* Start *

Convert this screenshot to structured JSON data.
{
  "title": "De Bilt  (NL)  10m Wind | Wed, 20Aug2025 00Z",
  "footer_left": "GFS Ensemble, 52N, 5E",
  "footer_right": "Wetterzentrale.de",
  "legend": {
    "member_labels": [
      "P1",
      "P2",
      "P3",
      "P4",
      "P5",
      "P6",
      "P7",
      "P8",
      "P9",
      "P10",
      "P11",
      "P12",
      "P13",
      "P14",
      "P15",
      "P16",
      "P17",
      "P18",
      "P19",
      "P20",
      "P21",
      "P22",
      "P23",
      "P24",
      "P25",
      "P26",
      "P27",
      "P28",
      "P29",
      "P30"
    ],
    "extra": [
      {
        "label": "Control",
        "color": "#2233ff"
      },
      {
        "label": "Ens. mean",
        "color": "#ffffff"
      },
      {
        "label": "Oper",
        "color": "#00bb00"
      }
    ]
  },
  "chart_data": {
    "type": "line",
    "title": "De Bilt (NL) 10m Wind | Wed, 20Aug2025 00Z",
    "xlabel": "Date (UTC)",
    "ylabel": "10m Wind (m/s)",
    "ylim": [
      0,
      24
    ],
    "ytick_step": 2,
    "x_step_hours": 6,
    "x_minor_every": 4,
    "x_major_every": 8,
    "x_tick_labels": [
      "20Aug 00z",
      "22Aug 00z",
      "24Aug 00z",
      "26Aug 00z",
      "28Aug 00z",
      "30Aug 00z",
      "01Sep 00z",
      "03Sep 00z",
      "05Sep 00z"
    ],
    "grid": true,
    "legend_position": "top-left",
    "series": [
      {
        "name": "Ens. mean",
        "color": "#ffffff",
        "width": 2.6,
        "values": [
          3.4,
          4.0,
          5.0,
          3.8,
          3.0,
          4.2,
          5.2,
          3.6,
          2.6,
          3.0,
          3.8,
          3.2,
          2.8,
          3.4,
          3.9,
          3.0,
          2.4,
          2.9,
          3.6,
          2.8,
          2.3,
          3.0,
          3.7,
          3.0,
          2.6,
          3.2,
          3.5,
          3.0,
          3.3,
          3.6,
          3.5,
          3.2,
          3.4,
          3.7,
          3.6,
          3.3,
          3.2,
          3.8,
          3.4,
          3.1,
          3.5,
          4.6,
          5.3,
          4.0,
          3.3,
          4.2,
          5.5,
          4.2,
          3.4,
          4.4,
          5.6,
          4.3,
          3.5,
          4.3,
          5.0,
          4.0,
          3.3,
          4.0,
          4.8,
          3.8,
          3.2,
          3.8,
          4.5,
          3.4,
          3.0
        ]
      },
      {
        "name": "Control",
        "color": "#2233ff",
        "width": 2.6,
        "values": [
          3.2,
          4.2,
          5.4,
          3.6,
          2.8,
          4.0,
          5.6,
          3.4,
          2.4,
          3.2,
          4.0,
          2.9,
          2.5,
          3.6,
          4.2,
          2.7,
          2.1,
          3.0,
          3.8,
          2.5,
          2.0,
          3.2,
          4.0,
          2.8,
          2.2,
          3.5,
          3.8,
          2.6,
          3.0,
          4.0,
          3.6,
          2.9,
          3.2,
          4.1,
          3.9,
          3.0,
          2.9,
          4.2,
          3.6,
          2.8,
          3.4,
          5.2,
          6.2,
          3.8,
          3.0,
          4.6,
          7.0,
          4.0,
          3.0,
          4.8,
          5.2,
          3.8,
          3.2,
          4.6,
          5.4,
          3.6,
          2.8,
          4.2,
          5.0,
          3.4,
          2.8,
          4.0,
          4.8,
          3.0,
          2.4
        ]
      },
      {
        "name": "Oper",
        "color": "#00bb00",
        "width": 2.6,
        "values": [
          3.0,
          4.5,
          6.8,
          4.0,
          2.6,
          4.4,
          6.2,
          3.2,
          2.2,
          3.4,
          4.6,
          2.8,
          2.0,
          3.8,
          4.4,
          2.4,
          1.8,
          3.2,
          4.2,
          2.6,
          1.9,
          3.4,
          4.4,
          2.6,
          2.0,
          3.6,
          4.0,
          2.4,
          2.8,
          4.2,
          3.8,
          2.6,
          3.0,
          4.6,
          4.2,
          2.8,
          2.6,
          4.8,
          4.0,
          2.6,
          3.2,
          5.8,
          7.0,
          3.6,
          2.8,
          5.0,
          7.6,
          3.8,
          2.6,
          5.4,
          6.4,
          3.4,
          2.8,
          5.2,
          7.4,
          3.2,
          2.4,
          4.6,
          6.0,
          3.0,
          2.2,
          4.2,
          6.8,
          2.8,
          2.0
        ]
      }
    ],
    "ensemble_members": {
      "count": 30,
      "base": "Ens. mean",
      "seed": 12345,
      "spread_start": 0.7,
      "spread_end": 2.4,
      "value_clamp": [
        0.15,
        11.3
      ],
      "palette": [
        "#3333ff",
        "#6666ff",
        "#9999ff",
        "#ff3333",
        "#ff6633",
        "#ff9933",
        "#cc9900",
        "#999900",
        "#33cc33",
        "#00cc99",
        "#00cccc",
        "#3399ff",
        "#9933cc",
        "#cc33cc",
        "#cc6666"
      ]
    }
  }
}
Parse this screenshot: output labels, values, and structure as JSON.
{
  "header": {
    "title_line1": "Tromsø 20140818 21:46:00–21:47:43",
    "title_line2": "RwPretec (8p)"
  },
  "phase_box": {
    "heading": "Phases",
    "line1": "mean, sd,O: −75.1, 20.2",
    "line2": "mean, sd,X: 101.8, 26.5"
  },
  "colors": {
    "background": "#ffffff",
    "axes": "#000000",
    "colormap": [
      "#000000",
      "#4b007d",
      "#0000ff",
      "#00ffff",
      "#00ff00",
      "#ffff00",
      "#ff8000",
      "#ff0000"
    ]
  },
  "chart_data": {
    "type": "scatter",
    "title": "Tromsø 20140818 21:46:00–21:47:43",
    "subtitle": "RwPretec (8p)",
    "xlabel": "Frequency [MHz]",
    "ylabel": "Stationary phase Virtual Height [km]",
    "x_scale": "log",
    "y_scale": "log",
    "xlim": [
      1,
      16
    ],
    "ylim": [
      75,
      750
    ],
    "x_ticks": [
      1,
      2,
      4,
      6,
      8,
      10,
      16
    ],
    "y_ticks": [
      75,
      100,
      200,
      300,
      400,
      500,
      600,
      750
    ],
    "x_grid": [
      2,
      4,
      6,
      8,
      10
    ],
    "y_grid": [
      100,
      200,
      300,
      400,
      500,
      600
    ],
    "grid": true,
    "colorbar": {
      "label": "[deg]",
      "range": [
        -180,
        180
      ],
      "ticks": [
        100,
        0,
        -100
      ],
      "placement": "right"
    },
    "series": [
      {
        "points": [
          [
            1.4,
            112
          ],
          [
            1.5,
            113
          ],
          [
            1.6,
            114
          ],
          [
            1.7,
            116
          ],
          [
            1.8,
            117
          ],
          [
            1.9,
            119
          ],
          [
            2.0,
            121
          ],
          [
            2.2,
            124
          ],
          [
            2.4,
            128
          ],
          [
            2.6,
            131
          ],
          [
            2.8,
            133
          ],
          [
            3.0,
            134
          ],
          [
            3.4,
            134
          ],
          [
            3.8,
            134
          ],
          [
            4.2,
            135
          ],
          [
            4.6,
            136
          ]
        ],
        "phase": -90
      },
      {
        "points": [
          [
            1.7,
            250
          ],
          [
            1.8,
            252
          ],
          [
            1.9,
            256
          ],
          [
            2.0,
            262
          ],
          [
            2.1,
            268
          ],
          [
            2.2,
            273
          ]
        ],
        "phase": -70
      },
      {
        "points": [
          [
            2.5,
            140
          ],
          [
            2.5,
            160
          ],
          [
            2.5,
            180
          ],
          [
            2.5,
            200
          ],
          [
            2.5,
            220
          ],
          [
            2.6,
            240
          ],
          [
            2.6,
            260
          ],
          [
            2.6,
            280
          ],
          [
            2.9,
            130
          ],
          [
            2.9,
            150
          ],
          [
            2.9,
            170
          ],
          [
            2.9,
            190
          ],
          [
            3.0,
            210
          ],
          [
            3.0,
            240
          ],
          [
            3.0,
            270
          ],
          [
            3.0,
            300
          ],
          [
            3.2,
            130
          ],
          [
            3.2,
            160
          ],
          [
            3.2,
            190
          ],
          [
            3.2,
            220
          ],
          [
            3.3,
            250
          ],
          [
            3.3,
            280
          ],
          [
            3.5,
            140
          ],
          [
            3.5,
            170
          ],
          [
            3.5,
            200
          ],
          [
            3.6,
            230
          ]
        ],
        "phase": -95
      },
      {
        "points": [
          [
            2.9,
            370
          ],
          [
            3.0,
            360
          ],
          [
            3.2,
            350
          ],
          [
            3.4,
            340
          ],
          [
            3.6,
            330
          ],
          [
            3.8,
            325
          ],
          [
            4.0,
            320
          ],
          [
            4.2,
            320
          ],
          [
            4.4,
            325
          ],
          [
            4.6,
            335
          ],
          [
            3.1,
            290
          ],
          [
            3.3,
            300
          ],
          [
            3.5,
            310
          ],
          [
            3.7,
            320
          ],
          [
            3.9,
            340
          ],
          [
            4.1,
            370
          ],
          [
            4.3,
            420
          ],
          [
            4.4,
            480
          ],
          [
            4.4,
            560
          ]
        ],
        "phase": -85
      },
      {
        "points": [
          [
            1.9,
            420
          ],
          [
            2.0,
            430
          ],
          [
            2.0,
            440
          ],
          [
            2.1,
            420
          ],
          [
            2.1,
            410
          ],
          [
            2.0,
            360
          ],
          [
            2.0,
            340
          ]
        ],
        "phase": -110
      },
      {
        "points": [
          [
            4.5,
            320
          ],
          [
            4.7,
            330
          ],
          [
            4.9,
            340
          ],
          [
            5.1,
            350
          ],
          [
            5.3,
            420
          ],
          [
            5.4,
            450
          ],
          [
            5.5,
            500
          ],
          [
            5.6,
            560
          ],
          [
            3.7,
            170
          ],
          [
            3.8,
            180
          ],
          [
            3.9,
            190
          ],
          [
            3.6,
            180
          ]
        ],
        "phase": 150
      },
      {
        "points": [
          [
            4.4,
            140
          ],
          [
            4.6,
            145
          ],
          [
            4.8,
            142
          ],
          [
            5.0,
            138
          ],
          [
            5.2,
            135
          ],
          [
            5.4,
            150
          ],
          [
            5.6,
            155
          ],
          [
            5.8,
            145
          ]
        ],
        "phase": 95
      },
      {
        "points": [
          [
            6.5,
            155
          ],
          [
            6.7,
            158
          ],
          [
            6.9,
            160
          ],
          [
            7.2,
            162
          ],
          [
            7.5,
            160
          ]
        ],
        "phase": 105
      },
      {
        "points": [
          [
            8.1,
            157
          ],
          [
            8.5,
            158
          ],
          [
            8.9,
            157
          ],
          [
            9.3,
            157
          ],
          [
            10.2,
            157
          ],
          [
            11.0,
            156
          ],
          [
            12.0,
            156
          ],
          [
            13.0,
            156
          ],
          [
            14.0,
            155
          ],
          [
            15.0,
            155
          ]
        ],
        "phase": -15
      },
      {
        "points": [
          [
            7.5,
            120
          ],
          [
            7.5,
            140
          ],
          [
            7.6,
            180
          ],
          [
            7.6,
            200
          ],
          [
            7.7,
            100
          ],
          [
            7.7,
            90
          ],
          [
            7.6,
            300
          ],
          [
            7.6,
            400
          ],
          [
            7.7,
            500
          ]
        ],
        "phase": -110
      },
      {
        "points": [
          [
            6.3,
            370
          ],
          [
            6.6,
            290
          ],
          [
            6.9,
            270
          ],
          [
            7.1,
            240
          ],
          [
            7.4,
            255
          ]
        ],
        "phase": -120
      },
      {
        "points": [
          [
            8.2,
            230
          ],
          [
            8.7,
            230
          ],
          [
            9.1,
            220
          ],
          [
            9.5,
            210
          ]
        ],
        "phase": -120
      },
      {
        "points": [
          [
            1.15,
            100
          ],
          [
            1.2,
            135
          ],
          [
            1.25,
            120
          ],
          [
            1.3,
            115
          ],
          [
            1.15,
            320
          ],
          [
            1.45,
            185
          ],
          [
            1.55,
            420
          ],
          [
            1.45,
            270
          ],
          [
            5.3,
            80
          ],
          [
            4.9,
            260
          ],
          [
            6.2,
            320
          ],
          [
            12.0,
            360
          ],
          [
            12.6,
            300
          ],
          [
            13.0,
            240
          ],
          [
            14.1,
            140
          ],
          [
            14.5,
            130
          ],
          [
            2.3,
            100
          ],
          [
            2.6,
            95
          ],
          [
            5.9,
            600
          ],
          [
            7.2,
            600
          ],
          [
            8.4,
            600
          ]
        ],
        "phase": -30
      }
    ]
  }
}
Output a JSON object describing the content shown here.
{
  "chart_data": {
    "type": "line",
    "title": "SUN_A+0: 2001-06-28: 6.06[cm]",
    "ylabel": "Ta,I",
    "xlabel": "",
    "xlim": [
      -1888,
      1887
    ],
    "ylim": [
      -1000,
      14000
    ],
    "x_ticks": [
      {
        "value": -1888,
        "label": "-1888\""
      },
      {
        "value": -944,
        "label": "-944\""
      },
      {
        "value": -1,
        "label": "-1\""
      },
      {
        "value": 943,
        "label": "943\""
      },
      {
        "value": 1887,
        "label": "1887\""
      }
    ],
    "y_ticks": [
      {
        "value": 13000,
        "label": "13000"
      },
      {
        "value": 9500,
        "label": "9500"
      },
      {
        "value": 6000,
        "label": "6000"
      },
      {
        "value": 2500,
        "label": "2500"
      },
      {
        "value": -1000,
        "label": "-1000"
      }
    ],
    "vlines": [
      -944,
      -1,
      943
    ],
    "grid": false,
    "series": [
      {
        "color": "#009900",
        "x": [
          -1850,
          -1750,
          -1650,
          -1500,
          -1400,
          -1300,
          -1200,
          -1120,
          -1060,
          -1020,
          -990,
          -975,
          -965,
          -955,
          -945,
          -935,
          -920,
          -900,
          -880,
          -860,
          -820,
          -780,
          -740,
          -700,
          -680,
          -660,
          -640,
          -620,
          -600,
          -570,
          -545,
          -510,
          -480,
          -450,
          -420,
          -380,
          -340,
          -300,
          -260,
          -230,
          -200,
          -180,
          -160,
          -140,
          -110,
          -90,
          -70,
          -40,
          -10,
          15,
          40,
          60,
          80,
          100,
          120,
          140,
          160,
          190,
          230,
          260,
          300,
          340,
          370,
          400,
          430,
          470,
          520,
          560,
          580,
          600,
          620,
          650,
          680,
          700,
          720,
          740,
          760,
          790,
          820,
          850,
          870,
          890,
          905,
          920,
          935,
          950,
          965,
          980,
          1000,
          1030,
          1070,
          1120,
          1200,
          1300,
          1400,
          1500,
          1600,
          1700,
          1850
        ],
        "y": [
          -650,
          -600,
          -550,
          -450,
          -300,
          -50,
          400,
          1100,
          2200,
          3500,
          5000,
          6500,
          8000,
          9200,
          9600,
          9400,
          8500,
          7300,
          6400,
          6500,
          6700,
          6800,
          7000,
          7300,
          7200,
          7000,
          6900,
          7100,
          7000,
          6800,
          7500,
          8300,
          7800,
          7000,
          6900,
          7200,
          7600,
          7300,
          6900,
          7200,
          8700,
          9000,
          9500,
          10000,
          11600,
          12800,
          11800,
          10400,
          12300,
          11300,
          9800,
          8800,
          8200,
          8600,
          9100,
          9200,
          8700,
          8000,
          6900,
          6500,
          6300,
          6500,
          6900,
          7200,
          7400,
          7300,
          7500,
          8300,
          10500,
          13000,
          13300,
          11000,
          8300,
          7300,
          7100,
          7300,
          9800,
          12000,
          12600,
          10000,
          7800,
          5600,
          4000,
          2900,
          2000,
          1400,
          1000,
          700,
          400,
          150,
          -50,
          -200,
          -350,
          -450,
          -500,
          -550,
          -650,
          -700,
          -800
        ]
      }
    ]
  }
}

* End *

What to do: Wherever "name" shows up in a line, copy that line.

Answer to this task:
        "name": "Ens. mean",
        "name": "Control",
        "name": "Oper",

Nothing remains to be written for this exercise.